TASK PROMPT | Beneath this sentence is a set of records; write each of them out exactly.

EXERCISE INPUTS |
┄┄┄┄┄┄┄┄┄┄┄┄┄┄┄┄┄┄┄┄

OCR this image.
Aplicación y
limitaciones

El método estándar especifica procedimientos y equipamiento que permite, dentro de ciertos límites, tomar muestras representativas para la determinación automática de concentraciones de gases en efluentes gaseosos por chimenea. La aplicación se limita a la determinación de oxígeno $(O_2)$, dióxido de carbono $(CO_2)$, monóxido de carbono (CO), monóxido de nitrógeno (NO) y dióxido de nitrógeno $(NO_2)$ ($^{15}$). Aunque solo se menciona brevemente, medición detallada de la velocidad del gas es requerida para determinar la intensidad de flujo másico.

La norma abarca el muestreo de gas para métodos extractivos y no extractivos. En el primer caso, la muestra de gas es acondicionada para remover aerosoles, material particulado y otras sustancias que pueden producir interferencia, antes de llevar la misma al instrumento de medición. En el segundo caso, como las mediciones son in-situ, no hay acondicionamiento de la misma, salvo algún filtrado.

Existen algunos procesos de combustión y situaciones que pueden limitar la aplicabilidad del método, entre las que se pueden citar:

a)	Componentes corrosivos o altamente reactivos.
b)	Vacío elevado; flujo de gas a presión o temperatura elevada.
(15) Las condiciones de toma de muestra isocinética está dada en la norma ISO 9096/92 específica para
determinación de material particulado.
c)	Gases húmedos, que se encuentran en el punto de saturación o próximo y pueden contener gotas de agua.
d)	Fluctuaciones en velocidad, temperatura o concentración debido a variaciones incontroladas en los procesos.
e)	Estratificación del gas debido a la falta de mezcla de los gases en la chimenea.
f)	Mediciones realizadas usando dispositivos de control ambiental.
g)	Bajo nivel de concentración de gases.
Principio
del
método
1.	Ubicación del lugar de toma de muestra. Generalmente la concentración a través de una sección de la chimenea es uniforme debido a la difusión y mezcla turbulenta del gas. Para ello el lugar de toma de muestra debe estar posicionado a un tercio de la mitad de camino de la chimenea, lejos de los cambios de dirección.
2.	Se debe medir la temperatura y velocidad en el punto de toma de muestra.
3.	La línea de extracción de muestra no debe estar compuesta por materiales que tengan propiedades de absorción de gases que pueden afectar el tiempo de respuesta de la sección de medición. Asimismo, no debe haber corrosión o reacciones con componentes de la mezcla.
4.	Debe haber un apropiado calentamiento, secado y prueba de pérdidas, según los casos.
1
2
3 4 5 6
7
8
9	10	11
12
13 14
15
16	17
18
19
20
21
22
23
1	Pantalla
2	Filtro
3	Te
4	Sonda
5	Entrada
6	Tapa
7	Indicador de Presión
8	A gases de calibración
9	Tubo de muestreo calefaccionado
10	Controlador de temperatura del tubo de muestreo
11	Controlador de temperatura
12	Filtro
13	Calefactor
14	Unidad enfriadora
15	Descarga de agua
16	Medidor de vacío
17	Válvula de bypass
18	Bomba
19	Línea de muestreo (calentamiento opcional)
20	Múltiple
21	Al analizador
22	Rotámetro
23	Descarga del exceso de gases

┄┄┄┄┄┄┄┄┄┄┄┄┄┄┄┄┄┄┄┄

RESPONSE |
OCR this image.
Aplicación y
limitaciones

El método estándar especifica procedimientos y equipamiento que permite, dentro de ciertos límites, tomar muestras representativas para la determinación automática de concentraciones de gases en efluentes gaseosos por chimenea. La aplicación se limita a la determinación de oxígeno $(O_2)$, dióxido de carbono $(CO_2)$, monóxido de carbono (CO), monóxido de nitrógeno (NO) y dióxido de nitrógeno $(NO_2)$ ($^{15}$). Aunque solo se menciona brevemente, medición detallada de la velocidad del gas es requerida para determinar la intensidad de flujo másico.

La norma abarca el muestreo de gas para métodos extractivos y no extractivos. En el primer caso, la muestra de gas es acondicionada para remover aerosoles, material particulado y otras sustancias que pueden producir interferencia, antes de llevar la misma al instrumento de medición. En el segundo caso, como las mediciones son in-situ, no hay acondicionamiento de la misma, salvo algún filtrado.

Existen algunos procesos de combustión y situaciones que pueden limitar la aplicabilidad del método, entre las que se pueden citar:

a)	Componentes corrosivos o altamente reactivos.
b)	Vacío elevado; flujo de gas a presión o temperatura elevada.
(15) Las condiciones de toma de muestra isocinética está dada en la norma ISO 9096/92 específica para
determinación de material particulado.
c)	Gases húmedos, que se encuentran en el punto de saturación o próximo y pueden contener gotas de agua.
d)	Fluctuaciones en velocidad, temperatura o concentración debido a variaciones incontroladas en los procesos.
e)	Estratificación del gas debido a la falta de mezcla de los gases en la chimenea.
f)	Mediciones realizadas usando dispositivos de control ambiental.
g)	Bajo nivel de concentración de gases.
Principio
del
método
1.	Ubicación del lugar de toma de muestra. Generalmente la concentración a través de una sección de la chimenea es uniforme debido a la difusión y mezcla turbulenta del gas. Para ello el lugar de toma de muestra debe estar posicionado a un tercio de la mitad de camino de la chimenea, lejos de los cambios de dirección.
2.	Se debe medir la temperatura y velocidad en el punto de toma de muestra.
3.	La línea de extracción de muestra no debe estar compuesta por materiales que tengan propiedades de absorción de gases que pueden afectar el tiempo de respuesta de la sección de medición. Asimismo, no debe haber corrosión o reacciones con componentes de la mezcla.
4.	Debe haber un apropiado calentamiento, secado y prueba de pérdidas, según los casos.
1
2
3 4 5 6
7
8
9	10	11
12
13 14
15
16	17
18
19
20
21
22
23
1	Pantalla
2	Filtro
3	Te
4	Sonda
5	Entrada
6	Tapa
7	Indicador de Presión
8	A gases de calibración
9	Tubo de muestreo calefaccionado
10	Controlador de temperatura del tubo de muestreo
11	Controlador de temperatura
12	Filtro
13	Calefactor
14	Unidad enfriadora
15	Descarga de agua
16	Medidor de vacío
17	Válvula de bypass
18	Bomba
19	Línea de muestreo (calentamiento opcional)
20	Múltiple
21	Al analizador
22	Rotámetro
23	Descarga del exceso de gases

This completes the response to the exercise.